> _Exercise prompt_: Write out the lines below once more, exactly as they appear. Do not include pictures.

------ Source material ------

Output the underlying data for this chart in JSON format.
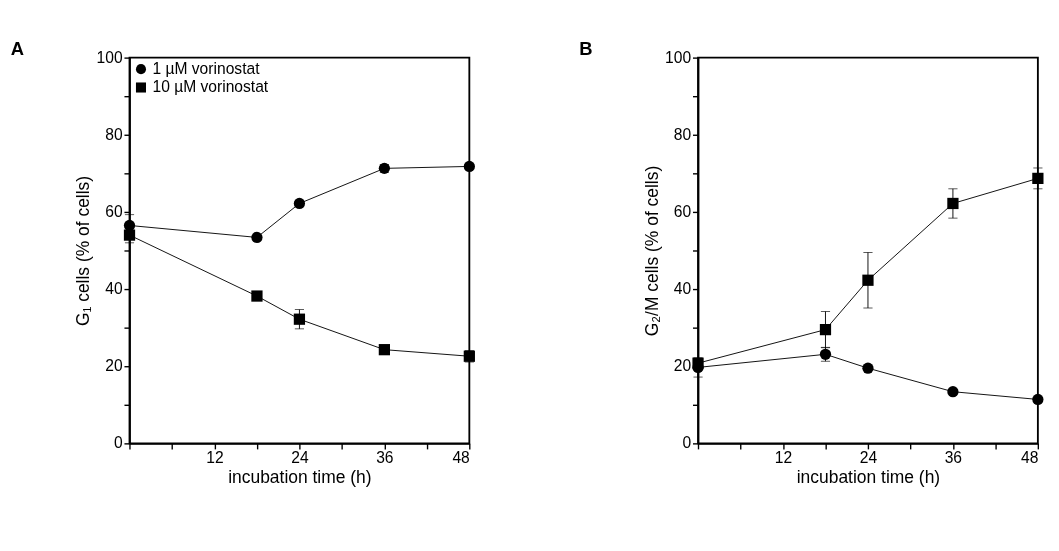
{
  "chart_data": [
    {
      "type": "line",
      "title": "A",
      "xlabel": "incubation time (h)",
      "ylabel": "G₁ cells (% of cells)",
      "xlim": [
        0,
        48
      ],
      "ylim": [
        0,
        100
      ],
      "xticks": [
        {
          "value": 0,
          "label": null
        },
        {
          "value": 6,
          "label": null
        },
        12,
        {
          "value": 18,
          "label": null
        },
        24,
        {
          "value": 30,
          "label": null
        },
        36,
        {
          "value": 42,
          "label": null
        },
        48
      ],
      "yticks": [
        0,
        {
          "value": 10,
          "label": null
        },
        20,
        {
          "value": 30,
          "label": null
        },
        40,
        {
          "value": 50,
          "label": null
        },
        60,
        {
          "value": 70,
          "label": null
        },
        80,
        {
          "value": 90,
          "label": null
        },
        100
      ],
      "x": [
        0,
        18,
        24,
        36,
        48
      ],
      "grid": false,
      "legend": "top left",
      "line_style": "solid",
      "series": [
        {
          "name": "1 µM vorinostat",
          "color": "#000000",
          "marker": "circle",
          "values": [
            56.5,
            53.4,
            62.2,
            71.3,
            71.8
          ],
          "errors": [
            2.8,
            null,
            null,
            1.0,
            null
          ]
        },
        {
          "name": "10 µM vorinostat",
          "color": "#000000",
          "marker": "square",
          "values": [
            54.0,
            38.2,
            32.2,
            24.3,
            22.6
          ],
          "errors": [
            2.0,
            null,
            2.5,
            null,
            1.5
          ]
        }
      ]
    },
    {
      "type": "line",
      "title": "B",
      "xlabel": "incubation time (h)",
      "ylabel": "G₂/M cells (% of cells)",
      "xlim": [
        0,
        48
      ],
      "ylim": [
        0,
        100
      ],
      "xticks": [
        {
          "value": 0,
          "label": null
        },
        {
          "value": 6,
          "label": null
        },
        12,
        {
          "value": 18,
          "label": null
        },
        24,
        {
          "value": 30,
          "label": null
        },
        36,
        {
          "value": 42,
          "label": null
        },
        48
      ],
      "yticks": [
        0,
        {
          "value": 10,
          "label": null
        },
        20,
        {
          "value": 30,
          "label": null
        },
        40,
        {
          "value": 50,
          "label": null
        },
        60,
        {
          "value": 70,
          "label": null
        },
        80,
        {
          "value": 90,
          "label": null
        },
        100
      ],
      "x": [
        0,
        18,
        24,
        36,
        48
      ],
      "grid": false,
      "legend": "top left",
      "line_style": "solid",
      "series": [
        {
          "name": "1 µM vorinostat",
          "color": "#000000",
          "marker": "circle",
          "values": [
            19.7,
            23.1,
            19.5,
            13.4,
            11.4
          ],
          "errors": [
            2.5,
            1.8,
            null,
            null,
            null
          ]
        },
        {
          "name": "10 µM vorinostat",
          "color": "#000000",
          "marker": "square",
          "values": [
            20.8,
            29.5,
            42.3,
            62.2,
            68.7
          ],
          "errors": [
            null,
            4.7,
            7.2,
            3.8,
            2.7
          ]
        }
      ]
    }
  ]
}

------

> _Output of the exercise_:
Output the underlying data for this chart in JSON format.
{
  "chart_data": [
    {
      "type": "line",
      "title": "A",
      "xlabel": "incubation time (h)",
      "ylabel": "G₁ cells (% of cells)",
      "xlim": [
        0,
        48
      ],
      "ylim": [
        0,
        100
      ],
      "xticks": [
        {
          "value": 0,
          "label": null
        },
        {
          "value": 6,
          "label": null
        },
        12,
        {
          "value": 18,
          "label": null
        },
        24,
        {
          "value": 30,
          "label": null
        },
        36,
        {
          "value": 42,
          "label": null
        },
        48
      ],
      "yticks": [
        0,
        {
          "value": 10,
          "label": null
        },
        20,
        {
          "value": 30,
          "label": null
        },
        40,
        {
          "value": 50,
          "label": null
        },
        60,
        {
          "value": 70,
          "label": null
        },
        80,
        {
          "value": 90,
          "label": null
        },
        100
      ],
      "x": [
        0,
        18,
        24,
        36,
        48
      ],
      "grid": false,
      "legend": "top left",
      "line_style": "solid",
      "series": [
        {
          "name": "1 µM vorinostat",
          "color": "#000000",
          "marker": "circle",
          "values": [
            56.5,
            53.4,
            62.2,
            71.3,
            71.8
          ],
          "errors": [
            2.8,
            null,
            null,
            1.0,
            null
          ]
        },
        {
          "name": "10 µM vorinostat",
          "color": "#000000",
          "marker": "square",
          "values": [
            54.0,
            38.2,
            32.2,
            24.3,
            22.6
          ],
          "errors": [
            2.0,
            null,
            2.5,
            null,
            1.5
          ]
        }
      ]
    },
    {
      "type": "line",
      "title": "B",
      "xlabel": "incubation time (h)",
      "ylabel": "G₂/M cells (% of cells)",
      "xlim": [
        0,
        48
      ],
      "ylim": [
        0,
        100
      ],
      "xticks": [
        {
          "value": 0,
          "label": null
        },
        {
          "value": 6,
          "label": null
        },
        12,
        {
          "value": 18,
          "label": null
        },
        24,
        {
          "value": 30,
          "label": null
        },
        36,
        {
          "value": 42,
          "label": null
        },
        48
      ],
      "yticks": [
        0,
        {
          "value": 10,
          "label": null
        },
        20,
        {
          "value": 30,
          "label": null
        },
        40,
        {
          "value": 50,
          "label": null
        },
        60,
        {
          "value": 70,
          "label": null
        },
        80,
        {
          "value": 90,
          "label": null
        },
        100
      ],
      "x": [
        0,
        18,
        24,
        36,
        48
      ],
      "grid": false,
      "legend": "top left",
      "line_style": "solid",
      "series": [
        {
          "name": "1 µM vorinostat",
          "color": "#000000",
          "marker": "circle",
          "values": [
            19.7,
            23.1,
            19.5,
            13.4,
            11.4
          ],
          "errors": [
            2.5,
            1.8,
            null,
            null,
            null
          ]
        },
        {
          "name": "10 µM vorinostat",
          "color": "#000000",
          "marker": "square",
          "values": [
            20.8,
            29.5,
            42.3,
            62.2,
            68.7
          ],
          "errors": [
            null,
            4.7,
            7.2,
            3.8,
            2.7
          ]
        }
      ]
    }
  ]
}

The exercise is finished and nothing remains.